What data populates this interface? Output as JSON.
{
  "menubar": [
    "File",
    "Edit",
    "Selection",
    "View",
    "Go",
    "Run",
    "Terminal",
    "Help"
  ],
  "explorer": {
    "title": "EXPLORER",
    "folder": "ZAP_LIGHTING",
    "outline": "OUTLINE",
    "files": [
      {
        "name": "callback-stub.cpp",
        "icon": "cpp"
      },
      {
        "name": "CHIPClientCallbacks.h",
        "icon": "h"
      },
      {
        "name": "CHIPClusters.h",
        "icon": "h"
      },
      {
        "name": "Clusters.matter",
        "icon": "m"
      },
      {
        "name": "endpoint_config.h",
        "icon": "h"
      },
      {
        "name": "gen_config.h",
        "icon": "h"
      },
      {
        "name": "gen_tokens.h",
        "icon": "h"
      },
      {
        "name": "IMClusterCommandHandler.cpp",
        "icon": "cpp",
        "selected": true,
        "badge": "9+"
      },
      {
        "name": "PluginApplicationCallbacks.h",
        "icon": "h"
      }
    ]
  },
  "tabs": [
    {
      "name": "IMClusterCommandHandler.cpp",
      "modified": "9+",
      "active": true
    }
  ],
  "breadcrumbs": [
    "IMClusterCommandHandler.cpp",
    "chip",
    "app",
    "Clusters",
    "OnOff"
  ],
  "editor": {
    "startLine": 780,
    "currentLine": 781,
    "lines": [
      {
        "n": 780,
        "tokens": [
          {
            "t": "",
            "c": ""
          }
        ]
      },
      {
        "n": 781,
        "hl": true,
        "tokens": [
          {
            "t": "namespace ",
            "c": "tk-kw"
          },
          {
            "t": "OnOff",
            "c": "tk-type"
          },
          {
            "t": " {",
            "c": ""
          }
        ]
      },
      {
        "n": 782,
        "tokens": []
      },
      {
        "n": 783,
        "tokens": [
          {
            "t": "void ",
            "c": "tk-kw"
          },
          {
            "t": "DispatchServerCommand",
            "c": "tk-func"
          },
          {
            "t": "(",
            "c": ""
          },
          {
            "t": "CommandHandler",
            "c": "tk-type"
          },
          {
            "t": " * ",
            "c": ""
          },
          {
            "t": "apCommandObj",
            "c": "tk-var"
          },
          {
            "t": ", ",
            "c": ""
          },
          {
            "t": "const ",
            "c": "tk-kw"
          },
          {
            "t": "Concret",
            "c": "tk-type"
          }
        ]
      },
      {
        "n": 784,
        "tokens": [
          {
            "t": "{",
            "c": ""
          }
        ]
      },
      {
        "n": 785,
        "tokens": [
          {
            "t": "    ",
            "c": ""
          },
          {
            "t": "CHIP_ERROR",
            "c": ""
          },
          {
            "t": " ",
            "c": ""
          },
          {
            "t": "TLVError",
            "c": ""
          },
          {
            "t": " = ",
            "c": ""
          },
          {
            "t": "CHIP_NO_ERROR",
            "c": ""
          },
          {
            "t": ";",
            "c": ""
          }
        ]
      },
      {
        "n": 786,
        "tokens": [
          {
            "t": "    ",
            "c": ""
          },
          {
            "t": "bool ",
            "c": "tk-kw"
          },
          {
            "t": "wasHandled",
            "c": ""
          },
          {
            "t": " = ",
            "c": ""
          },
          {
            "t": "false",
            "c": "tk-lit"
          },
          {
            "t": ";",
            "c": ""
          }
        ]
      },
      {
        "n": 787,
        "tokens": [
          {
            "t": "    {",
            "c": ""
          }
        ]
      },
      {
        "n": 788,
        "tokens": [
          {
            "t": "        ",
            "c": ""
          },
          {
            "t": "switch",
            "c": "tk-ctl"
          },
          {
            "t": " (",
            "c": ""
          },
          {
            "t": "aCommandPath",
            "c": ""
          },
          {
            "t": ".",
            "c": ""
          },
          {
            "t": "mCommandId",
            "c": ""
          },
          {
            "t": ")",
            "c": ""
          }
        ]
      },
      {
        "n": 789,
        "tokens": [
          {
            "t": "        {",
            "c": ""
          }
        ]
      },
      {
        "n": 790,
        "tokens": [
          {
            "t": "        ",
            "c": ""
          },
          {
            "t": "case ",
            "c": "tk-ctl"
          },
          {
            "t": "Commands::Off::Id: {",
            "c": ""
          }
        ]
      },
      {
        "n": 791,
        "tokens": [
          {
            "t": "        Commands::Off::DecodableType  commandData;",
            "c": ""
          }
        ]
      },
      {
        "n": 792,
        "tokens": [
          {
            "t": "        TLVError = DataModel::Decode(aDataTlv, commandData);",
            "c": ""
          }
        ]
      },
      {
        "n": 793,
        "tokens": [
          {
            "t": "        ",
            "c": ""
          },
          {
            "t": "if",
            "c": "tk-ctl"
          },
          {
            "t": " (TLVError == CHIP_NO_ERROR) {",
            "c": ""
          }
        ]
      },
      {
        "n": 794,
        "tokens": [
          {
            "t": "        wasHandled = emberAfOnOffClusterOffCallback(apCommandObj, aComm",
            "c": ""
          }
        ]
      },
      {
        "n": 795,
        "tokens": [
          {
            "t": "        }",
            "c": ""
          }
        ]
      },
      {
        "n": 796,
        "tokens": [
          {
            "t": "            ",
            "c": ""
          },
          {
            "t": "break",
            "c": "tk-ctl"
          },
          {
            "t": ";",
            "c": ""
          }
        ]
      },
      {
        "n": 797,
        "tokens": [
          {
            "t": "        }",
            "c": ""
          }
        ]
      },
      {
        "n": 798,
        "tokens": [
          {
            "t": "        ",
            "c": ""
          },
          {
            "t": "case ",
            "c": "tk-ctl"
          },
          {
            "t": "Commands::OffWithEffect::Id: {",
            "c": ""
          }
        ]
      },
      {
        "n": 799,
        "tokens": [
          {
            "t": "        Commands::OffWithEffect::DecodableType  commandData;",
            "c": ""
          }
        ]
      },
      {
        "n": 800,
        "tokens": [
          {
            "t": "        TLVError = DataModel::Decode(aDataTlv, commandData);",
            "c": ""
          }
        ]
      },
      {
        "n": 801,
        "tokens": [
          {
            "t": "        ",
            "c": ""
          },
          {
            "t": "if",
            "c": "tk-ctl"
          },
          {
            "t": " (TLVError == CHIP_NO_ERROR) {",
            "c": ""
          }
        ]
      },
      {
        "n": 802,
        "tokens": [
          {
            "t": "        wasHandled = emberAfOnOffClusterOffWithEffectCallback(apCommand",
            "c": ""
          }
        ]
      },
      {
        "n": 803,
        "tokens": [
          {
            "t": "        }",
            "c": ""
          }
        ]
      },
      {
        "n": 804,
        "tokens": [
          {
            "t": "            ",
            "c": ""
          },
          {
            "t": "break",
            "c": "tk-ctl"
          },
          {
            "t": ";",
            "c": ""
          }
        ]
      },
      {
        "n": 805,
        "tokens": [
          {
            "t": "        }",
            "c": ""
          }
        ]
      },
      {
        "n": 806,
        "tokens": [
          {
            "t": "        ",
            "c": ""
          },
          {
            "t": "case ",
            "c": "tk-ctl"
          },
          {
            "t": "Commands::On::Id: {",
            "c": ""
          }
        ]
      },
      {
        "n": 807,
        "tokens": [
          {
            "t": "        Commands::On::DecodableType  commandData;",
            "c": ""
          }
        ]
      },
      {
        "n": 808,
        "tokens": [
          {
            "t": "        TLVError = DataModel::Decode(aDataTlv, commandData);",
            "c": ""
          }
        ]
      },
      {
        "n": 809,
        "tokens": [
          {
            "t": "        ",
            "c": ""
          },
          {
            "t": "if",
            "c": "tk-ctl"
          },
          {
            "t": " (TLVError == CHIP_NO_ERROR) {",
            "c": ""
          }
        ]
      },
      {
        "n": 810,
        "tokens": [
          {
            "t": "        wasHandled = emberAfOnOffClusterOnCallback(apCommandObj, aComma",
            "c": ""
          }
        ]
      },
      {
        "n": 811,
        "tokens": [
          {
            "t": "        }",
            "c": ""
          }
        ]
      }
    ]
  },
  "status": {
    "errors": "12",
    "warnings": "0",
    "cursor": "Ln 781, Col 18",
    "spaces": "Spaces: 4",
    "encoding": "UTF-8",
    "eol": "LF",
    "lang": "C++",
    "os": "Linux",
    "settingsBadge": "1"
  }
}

============================================================

> [Stated task]: Only lines with the word "IMClusterCommandHandler" should be collected from the material.

> [Answer to this task]:
        "name": "IMClusterCommandHandler.cpp",
      "name": "IMClusterCommandHandler.cpp",
    "IMClusterCommandHandler.cpp",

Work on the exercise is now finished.